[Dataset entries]
******

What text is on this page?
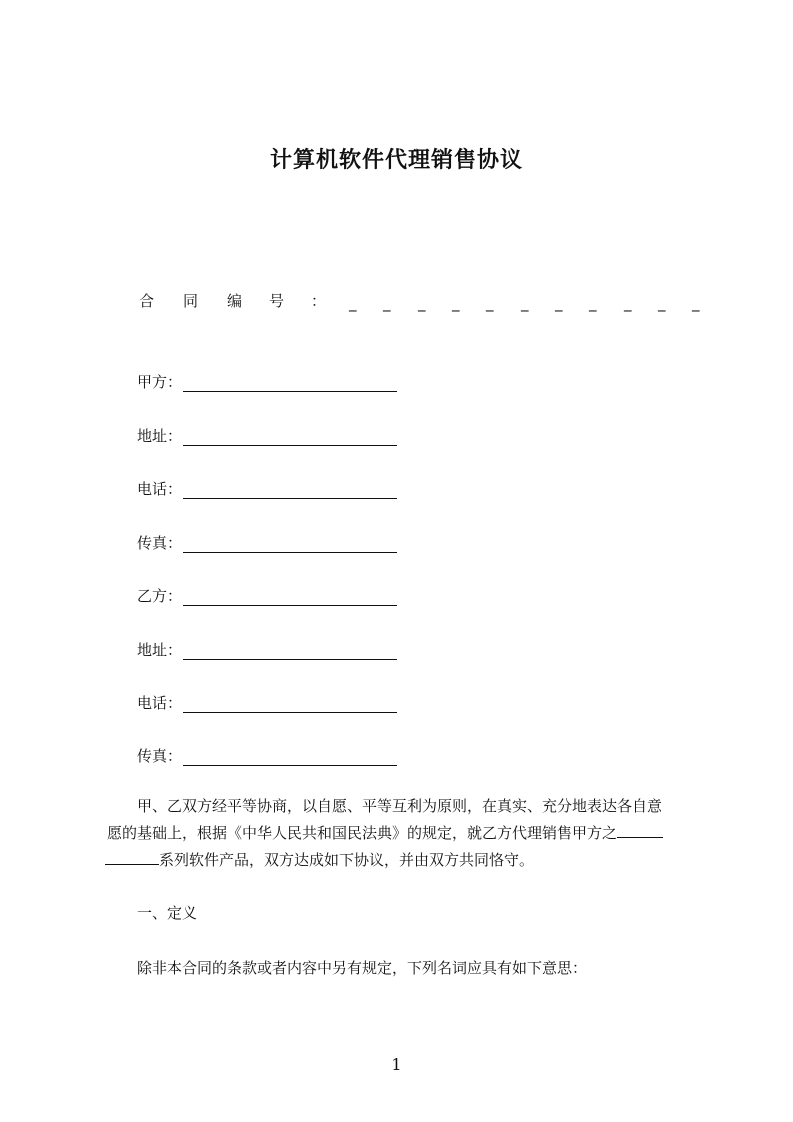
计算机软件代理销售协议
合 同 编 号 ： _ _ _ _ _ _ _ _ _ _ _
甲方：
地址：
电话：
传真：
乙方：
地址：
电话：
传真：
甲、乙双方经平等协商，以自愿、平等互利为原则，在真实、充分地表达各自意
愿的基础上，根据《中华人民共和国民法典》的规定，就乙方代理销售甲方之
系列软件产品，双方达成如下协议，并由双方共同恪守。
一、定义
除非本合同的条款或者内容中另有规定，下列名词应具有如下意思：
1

******

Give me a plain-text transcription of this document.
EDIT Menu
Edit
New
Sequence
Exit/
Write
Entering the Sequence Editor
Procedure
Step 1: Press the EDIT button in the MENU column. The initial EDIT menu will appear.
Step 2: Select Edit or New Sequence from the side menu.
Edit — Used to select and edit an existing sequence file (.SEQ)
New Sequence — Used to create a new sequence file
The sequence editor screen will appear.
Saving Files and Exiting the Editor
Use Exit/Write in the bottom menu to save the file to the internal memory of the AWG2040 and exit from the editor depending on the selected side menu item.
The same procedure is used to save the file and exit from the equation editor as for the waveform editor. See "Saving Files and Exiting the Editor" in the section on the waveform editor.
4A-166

******

**WHAT IS BEING ASKED**
For this exercise, gather every line of the data that contains the word "save".

**ANSWER IN FULL**
Use Exit/Write in the bottom menu to save the file to the internal memory of the AWG2040 and exit from the editor depending on the selected side menu item.
The same procedure is used to save the file and exit from the equation editor as for the waveform editor. See "Saving Files and Exiting the Editor" in the section on the waveform editor.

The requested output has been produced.